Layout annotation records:
---*---

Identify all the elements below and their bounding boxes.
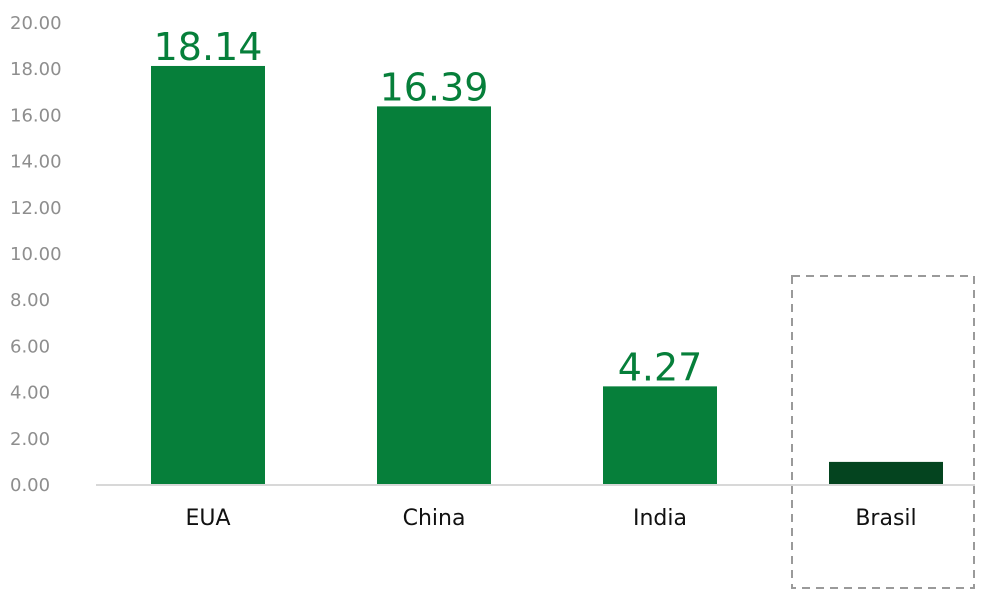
data-label-india: 4.27 xyxy=(618,345,703,389)
y-tick-label: 0.00 xyxy=(10,475,50,496)
x-tick-label-india: India xyxy=(633,506,687,531)
y-tick-label: 10.00 xyxy=(10,244,62,265)
y-tick-label: 12.00 xyxy=(10,198,62,219)
bar-eua xyxy=(151,65,265,485)
bars xyxy=(151,65,943,486)
y-tick-label: 14.00 xyxy=(10,152,62,173)
y-tick-label: 4.00 xyxy=(10,383,50,404)
highlight-box xyxy=(791,275,975,589)
y-tick-label: 8.00 xyxy=(10,290,50,311)
y-tick-label: 20.00 xyxy=(10,13,62,34)
y-tick-label: 16.00 xyxy=(10,105,62,126)
bar-china xyxy=(377,106,491,486)
y-axis-ticks: 0.00 2.00 4.00 6.00 8.00 10.00 12.00 14.00 16.00… xyxy=(10,13,62,496)
x-tick-label-eua: EUA xyxy=(185,506,230,531)
x-tick-label-china: China xyxy=(403,506,466,531)
data-labels: 18.14 16.39 4.27 xyxy=(154,25,703,389)
bar-india xyxy=(603,386,717,485)
highlight-layer xyxy=(791,275,975,589)
y-tick-label: 2.00 xyxy=(10,429,50,450)
x-tick-label-brasil: Brasil xyxy=(855,506,916,531)
data-label-china: 16.39 xyxy=(380,65,489,109)
y-tick-label: 18.00 xyxy=(10,59,62,80)
y-tick-label: 6.00 xyxy=(10,336,50,357)
bar-brasil xyxy=(829,461,943,485)
x-axis-labels: EUA China India Brasil xyxy=(185,506,916,531)
data-label-eua: 18.14 xyxy=(154,25,263,69)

---*---

Please copy every line of the items above word for word, leaving out the pictures.

Identify all the elements below and their bounding boxes.
data-label-india: 4.27 xyxy=(618,345,703,389)
y-tick-label: 0.00 xyxy=(10,475,50,496)
x-tick-label-india: India xyxy=(633,506,687,531)
y-tick-label: 10.00 xyxy=(10,244,62,265)
y-tick-label: 12.00 xyxy=(10,198,62,219)
bar-eua xyxy=(151,65,265,485)
bars xyxy=(151,65,943,486)
y-tick-label: 14.00 xyxy=(10,152,62,173)
y-tick-label: 4.00 xyxy=(10,383,50,404)
highlight-box xyxy=(791,275,975,589)
y-tick-label: 8.00 xyxy=(10,290,50,311)
y-tick-label: 20.00 xyxy=(10,13,62,34)
y-tick-label: 16.00 xyxy=(10,105,62,126)
bar-china xyxy=(377,106,491,486)
y-axis-ticks: 0.00 2.00 4.00 6.00 8.00 10.00 12.00 14.00 16.00… xyxy=(10,13,62,496)
x-tick-label-eua: EUA xyxy=(185,506,230,531)
x-tick-label-china: China xyxy=(403,506,466,531)
data-labels: 18.14 16.39 4.27 xyxy=(154,25,703,389)
bar-india xyxy=(603,386,717,485)
highlight-layer xyxy=(791,275,975,589)
y-tick-label: 2.00 xyxy=(10,429,50,450)
x-tick-label-brasil: Brasil xyxy=(855,506,916,531)
data-label-china: 16.39 xyxy=(380,65,489,109)
y-tick-label: 18.00 xyxy=(10,59,62,80)
y-tick-label: 6.00 xyxy=(10,336,50,357)
bar-brasil xyxy=(829,461,943,485)
x-axis-labels: EUA China India Brasil xyxy=(185,506,916,531)
data-label-eua: 18.14 xyxy=(154,25,263,69)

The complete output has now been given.